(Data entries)
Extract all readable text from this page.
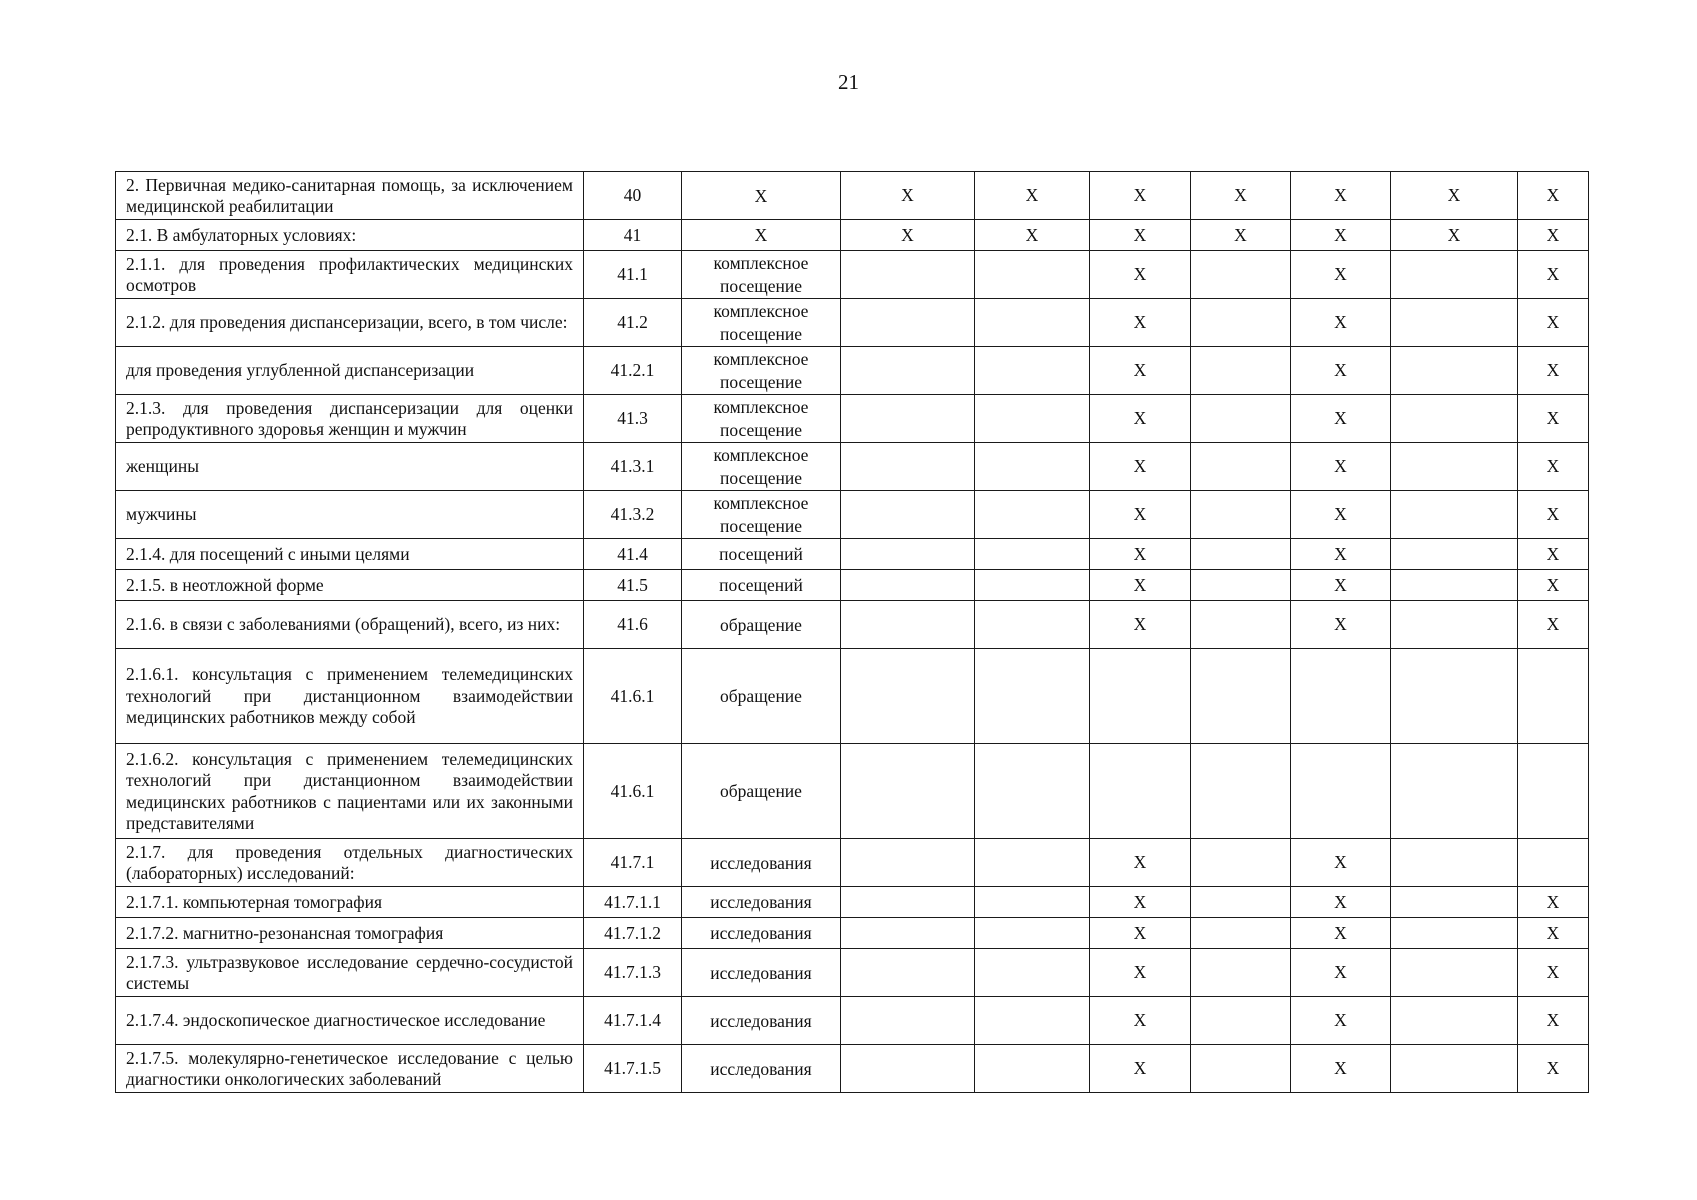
21
2. Первичная медико-санитарная помощь, за исключением медицинской реабилитации	40	Х	Х	Х	Х	Х	Х	Х	Х
2.1. В амбулаторных условиях:	41	Х	Х	Х	Х	Х	Х	Х	Х
2.1.1. для проведения профилактических медицинских осмотров	41.1	комплексное посещение			Х		Х		Х
2.1.2. для проведения диспансеризации, всего, в том числе:	41.2	комплексное посещение			Х		Х		Х
для проведения углубленной диспансеризации	41.2.1	комплексное посещение			Х		Х		Х
2.1.3. для проведения диспансеризации для оценки репродуктивного здоровья женщин и мужчин	41.3	комплексное посещение			Х		Х		Х
женщины	41.3.1	комплексное посещение			Х		Х		Х
мужчины	41.3.2	комплексное посещение			Х		Х		Х
2.1.4. для посещений с иными целями	41.4	посещений			Х		Х		Х
2.1.5. в неотложной форме	41.5	посещений			Х		Х		Х
2.1.6. в связи с заболеваниями (обращений), всего, из них:	41.6	обращение			Х		Х		Х
2.1.6.1. консультация с применением телемедицинских технологий при дистанционном взаимодействии медицинских работников между собой	41.6.1	обращение							
2.1.6.2. консультация с применением телемедицинских технологий при дистанционном взаимодействии медицинских работников с пациентами или их законными представителями	41.6.1	обращение							
2.1.7. для проведения отдельных диагностических (лабораторных) исследований:	41.7.1	исследования			Х		Х		
2.1.7.1. компьютерная томография	41.7.1.1	исследования			Х		Х		Х
2.1.7.2. магнитно-резонансная томография	41.7.1.2	исследования			Х		Х		Х
2.1.7.3. ультразвуковое исследование сердечно-сосудистой системы	41.7.1.3	исследования			Х		Х		Х
2.1.7.4. эндоскопическое диагностическое исследование	41.7.1.4	исследования			Х		Х		Х
2.1.7.5. молекулярно-генетическое исследование с целью диагностики онкологических заболеваний	41.7.1.5	исследования			Х		Х		Х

_TASK DESCRIPTION_
All of the entries above should be copied exactly, except for the pictures.

_SOLUTION TO THE EXERCISE_
Extract all readable text from this page.
21
2. Первичная медико-санитарная помощь, за исключением медицинской реабилитации	40	Х	Х	Х	Х	Х	Х	Х	Х
2.1. В амбулаторных условиях:	41	Х	Х	Х	Х	Х	Х	Х	Х
2.1.1. для проведения профилактических медицинских осмотров	41.1	комплексное посещение			Х		Х		Х
2.1.2. для проведения диспансеризации, всего, в том числе:	41.2	комплексное посещение			Х		Х		Х
для проведения углубленной диспансеризации	41.2.1	комплексное посещение			Х		Х		Х
2.1.3. для проведения диспансеризации для оценки репродуктивного здоровья женщин и мужчин	41.3	комплексное посещение			Х		Х		Х
женщины	41.3.1	комплексное посещение			Х		Х		Х
мужчины	41.3.2	комплексное посещение			Х		Х		Х
2.1.4. для посещений с иными целями	41.4	посещений			Х		Х		Х
2.1.5. в неотложной форме	41.5	посещений			Х		Х		Х
2.1.6. в связи с заболеваниями (обращений), всего, из них:	41.6	обращение			Х		Х		Х
2.1.6.1. консультация с применением телемедицинских технологий при дистанционном взаимодействии медицинских работников между собой	41.6.1	обращение							
2.1.6.2. консультация с применением телемедицинских технологий при дистанционном взаимодействии медицинских работников с пациентами или их законными представителями	41.6.1	обращение							
2.1.7. для проведения отдельных диагностических (лабораторных) исследований:	41.7.1	исследования			Х		Х		
2.1.7.1. компьютерная томография	41.7.1.1	исследования			Х		Х		Х
2.1.7.2. магнитно-резонансная томография	41.7.1.2	исследования			Х		Х		Х
2.1.7.3. ультразвуковое исследование сердечно-сосудистой системы	41.7.1.3	исследования			Х		Х		Х
2.1.7.4. эндоскопическое диагностическое исследование	41.7.1.4	исследования			Х		Х		Х
2.1.7.5. молекулярно-генетическое исследование с целью диагностики онкологических заболеваний	41.7.1.5	исследования			Х		Х		Х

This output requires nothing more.